___ Task input ___
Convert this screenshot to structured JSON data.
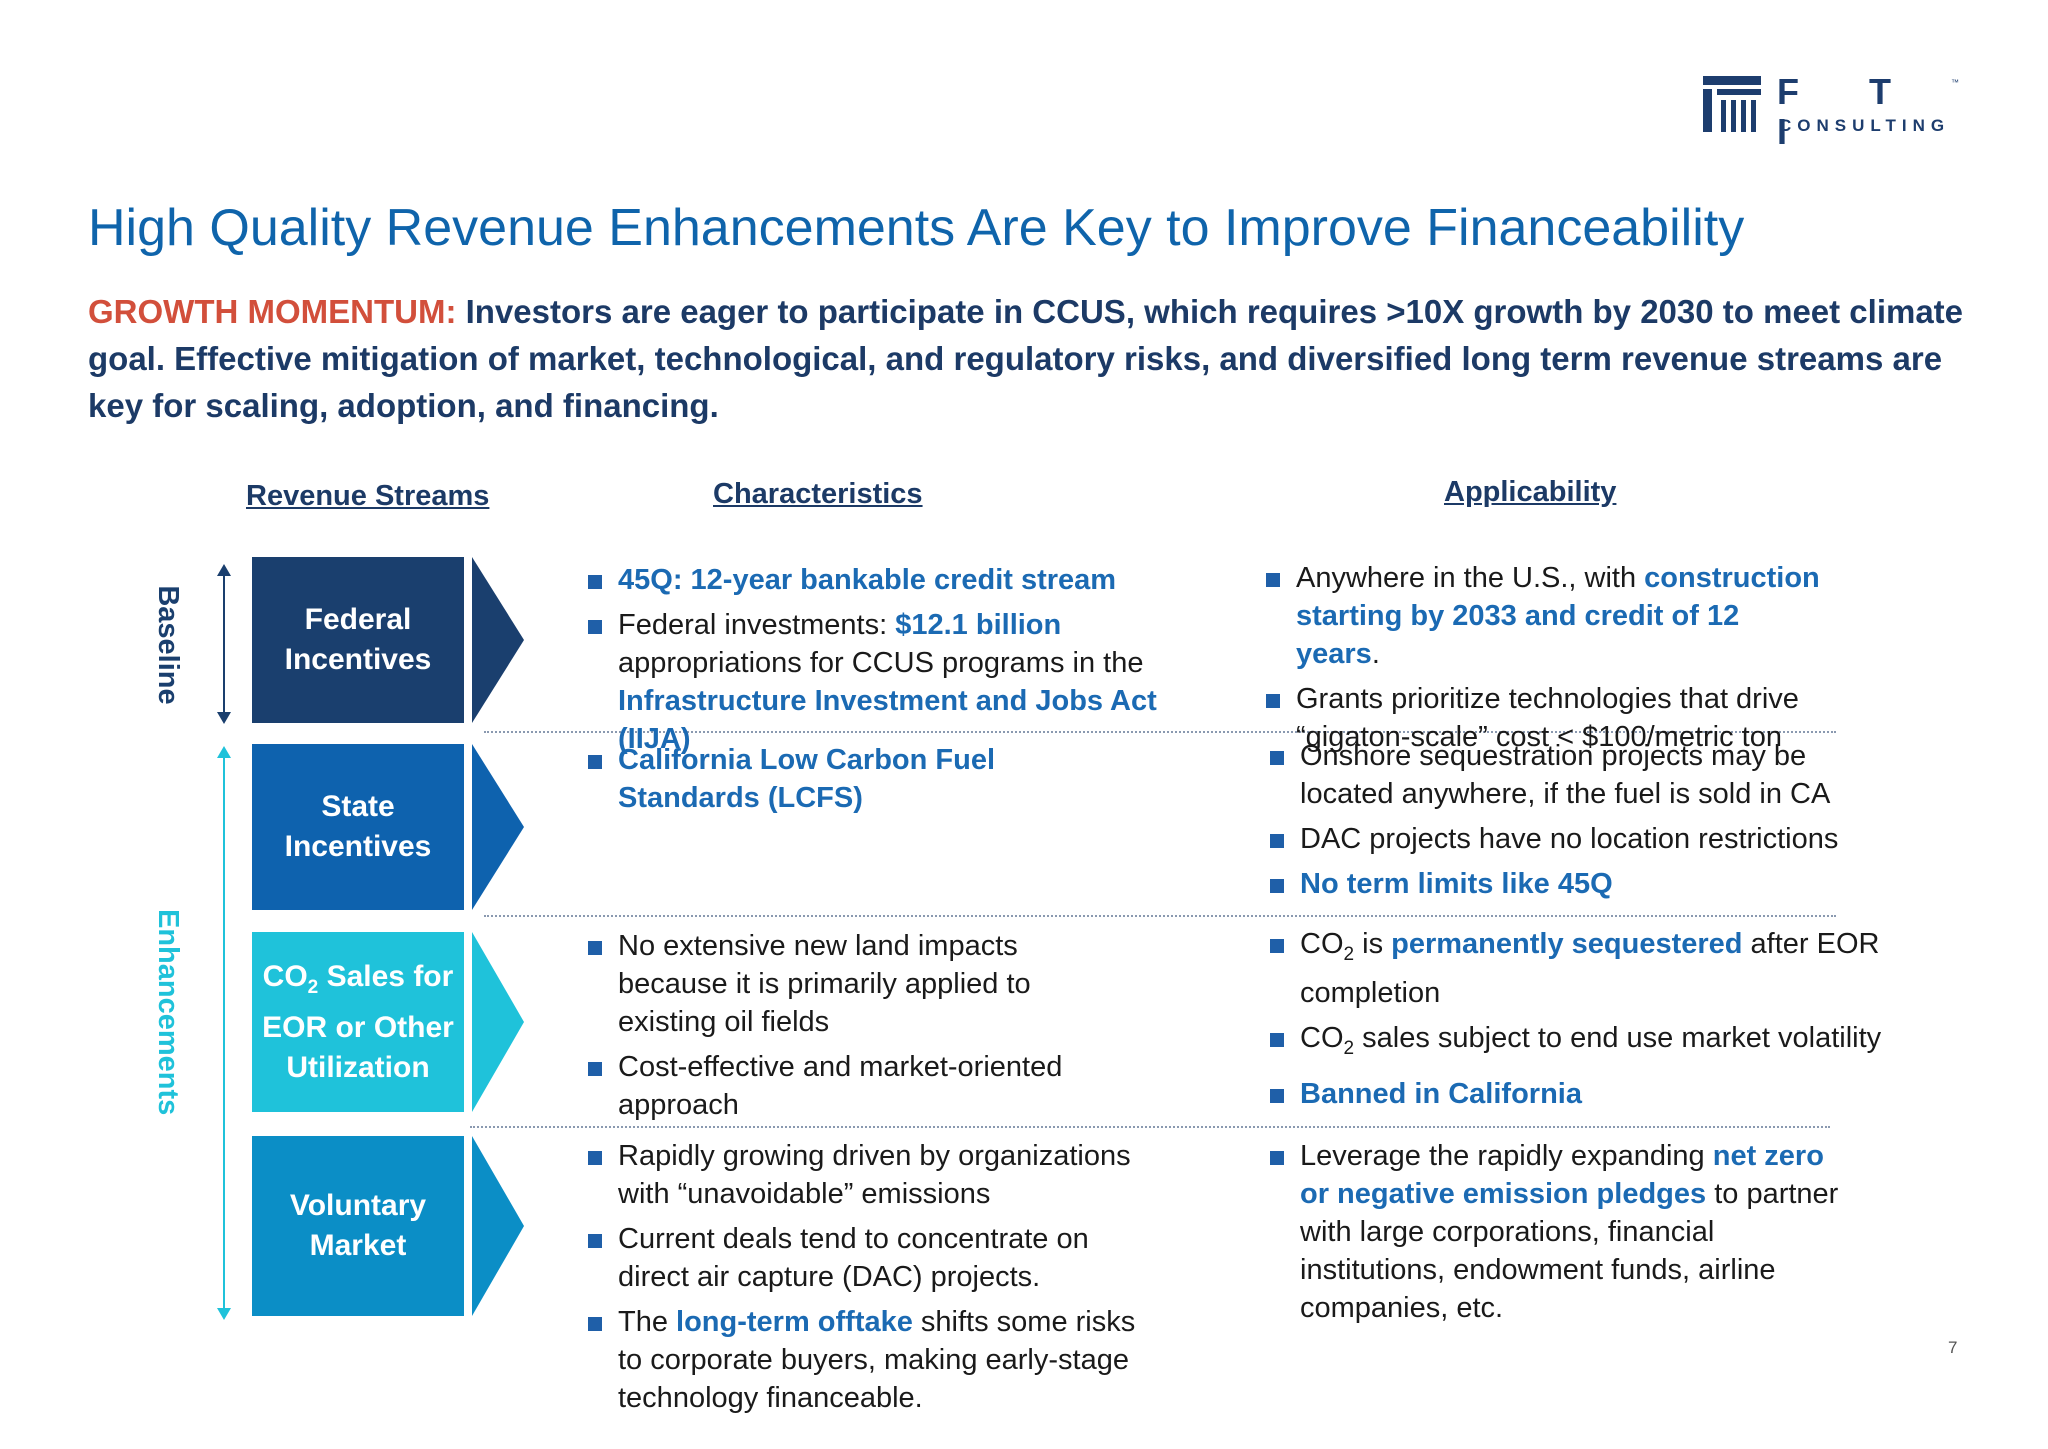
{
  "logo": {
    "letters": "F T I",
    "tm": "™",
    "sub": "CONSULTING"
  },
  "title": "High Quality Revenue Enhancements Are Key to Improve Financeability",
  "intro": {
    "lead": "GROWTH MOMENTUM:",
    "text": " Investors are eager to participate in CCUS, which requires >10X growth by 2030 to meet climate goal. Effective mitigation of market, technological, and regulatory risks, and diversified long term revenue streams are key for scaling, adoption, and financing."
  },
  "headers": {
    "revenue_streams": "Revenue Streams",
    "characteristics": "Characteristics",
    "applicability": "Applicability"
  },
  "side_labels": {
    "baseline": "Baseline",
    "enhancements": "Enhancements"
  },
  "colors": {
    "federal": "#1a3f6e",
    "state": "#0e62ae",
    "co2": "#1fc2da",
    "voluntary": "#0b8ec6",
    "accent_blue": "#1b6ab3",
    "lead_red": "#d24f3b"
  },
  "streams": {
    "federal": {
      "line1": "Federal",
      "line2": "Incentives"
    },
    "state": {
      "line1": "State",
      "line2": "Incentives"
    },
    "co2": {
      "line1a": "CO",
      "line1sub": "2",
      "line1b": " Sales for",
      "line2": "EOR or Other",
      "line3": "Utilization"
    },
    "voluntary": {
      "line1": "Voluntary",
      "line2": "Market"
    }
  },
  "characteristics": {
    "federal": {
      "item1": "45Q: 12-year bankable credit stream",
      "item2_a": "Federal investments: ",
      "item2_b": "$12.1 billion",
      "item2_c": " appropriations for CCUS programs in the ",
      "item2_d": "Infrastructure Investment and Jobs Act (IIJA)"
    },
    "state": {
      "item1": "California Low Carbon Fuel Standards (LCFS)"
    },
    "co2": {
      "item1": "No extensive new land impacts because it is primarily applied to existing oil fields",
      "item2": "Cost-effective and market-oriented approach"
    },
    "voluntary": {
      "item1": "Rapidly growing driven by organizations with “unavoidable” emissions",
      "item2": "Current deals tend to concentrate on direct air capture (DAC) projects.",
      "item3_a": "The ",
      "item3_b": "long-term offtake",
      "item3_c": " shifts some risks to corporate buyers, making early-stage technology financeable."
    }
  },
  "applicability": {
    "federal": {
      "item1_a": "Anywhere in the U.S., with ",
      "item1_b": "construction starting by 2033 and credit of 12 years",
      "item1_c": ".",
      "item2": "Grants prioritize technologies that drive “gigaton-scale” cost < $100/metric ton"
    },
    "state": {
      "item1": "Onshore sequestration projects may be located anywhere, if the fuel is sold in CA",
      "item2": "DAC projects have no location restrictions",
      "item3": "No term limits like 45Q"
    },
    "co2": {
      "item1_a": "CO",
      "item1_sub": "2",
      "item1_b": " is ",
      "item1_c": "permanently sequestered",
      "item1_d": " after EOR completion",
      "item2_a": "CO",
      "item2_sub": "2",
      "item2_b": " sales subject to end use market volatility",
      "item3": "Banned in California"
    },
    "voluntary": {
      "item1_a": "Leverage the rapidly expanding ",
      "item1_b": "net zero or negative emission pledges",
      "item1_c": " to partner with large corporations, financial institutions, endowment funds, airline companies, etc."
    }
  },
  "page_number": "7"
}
___
What the task requires:
Quote every record above exactly, leaving out the pictures.

Answer below:
Convert this screenshot to structured JSON data.
{
  "logo": {
    "letters": "F T I",
    "tm": "™",
    "sub": "CONSULTING"
  },
  "title": "High Quality Revenue Enhancements Are Key to Improve Financeability",
  "intro": {
    "lead": "GROWTH MOMENTUM:",
    "text": " Investors are eager to participate in CCUS, which requires >10X growth by 2030 to meet climate goal. Effective mitigation of market, technological, and regulatory risks, and diversified long term revenue streams are key for scaling, adoption, and financing."
  },
  "headers": {
    "revenue_streams": "Revenue Streams",
    "characteristics": "Characteristics",
    "applicability": "Applicability"
  },
  "side_labels": {
    "baseline": "Baseline",
    "enhancements": "Enhancements"
  },
  "colors": {
    "federal": "#1a3f6e",
    "state": "#0e62ae",
    "co2": "#1fc2da",
    "voluntary": "#0b8ec6",
    "accent_blue": "#1b6ab3",
    "lead_red": "#d24f3b"
  },
  "streams": {
    "federal": {
      "line1": "Federal",
      "line2": "Incentives"
    },
    "state": {
      "line1": "State",
      "line2": "Incentives"
    },
    "co2": {
      "line1a": "CO",
      "line1sub": "2",
      "line1b": " Sales for",
      "line2": "EOR or Other",
      "line3": "Utilization"
    },
    "voluntary": {
      "line1": "Voluntary",
      "line2": "Market"
    }
  },
  "characteristics": {
    "federal": {
      "item1": "45Q: 12-year bankable credit stream",
      "item2_a": "Federal investments: ",
      "item2_b": "$12.1 billion",
      "item2_c": " appropriations for CCUS programs in the ",
      "item2_d": "Infrastructure Investment and Jobs Act (IIJA)"
    },
    "state": {
      "item1": "California Low Carbon Fuel Standards (LCFS)"
    },
    "co2": {
      "item1": "No extensive new land impacts because it is primarily applied to existing oil fields",
      "item2": "Cost-effective and market-oriented approach"
    },
    "voluntary": {
      "item1": "Rapidly growing driven by organizations with “unavoidable” emissions",
      "item2": "Current deals tend to concentrate on direct air capture (DAC) projects.",
      "item3_a": "The ",
      "item3_b": "long-term offtake",
      "item3_c": " shifts some risks to corporate buyers, making early-stage technology financeable."
    }
  },
  "applicability": {
    "federal": {
      "item1_a": "Anywhere in the U.S., with ",
      "item1_b": "construction starting by 2033 and credit of 12 years",
      "item1_c": ".",
      "item2": "Grants prioritize technologies that drive “gigaton-scale” cost < $100/metric ton"
    },
    "state": {
      "item1": "Onshore sequestration projects may be located anywhere, if the fuel is sold in CA",
      "item2": "DAC projects have no location restrictions",
      "item3": "No term limits like 45Q"
    },
    "co2": {
      "item1_a": "CO",
      "item1_sub": "2",
      "item1_b": " is ",
      "item1_c": "permanently sequestered",
      "item1_d": " after EOR completion",
      "item2_a": "CO",
      "item2_sub": "2",
      "item2_b": " sales subject to end use market volatility",
      "item3": "Banned in California"
    },
    "voluntary": {
      "item1_a": "Leverage the rapidly expanding ",
      "item1_b": "net zero or negative emission pledges",
      "item1_c": " to partner with large corporations, financial institutions, endowment funds, airline companies, etc."
    }
  },
  "page_number": "7"
}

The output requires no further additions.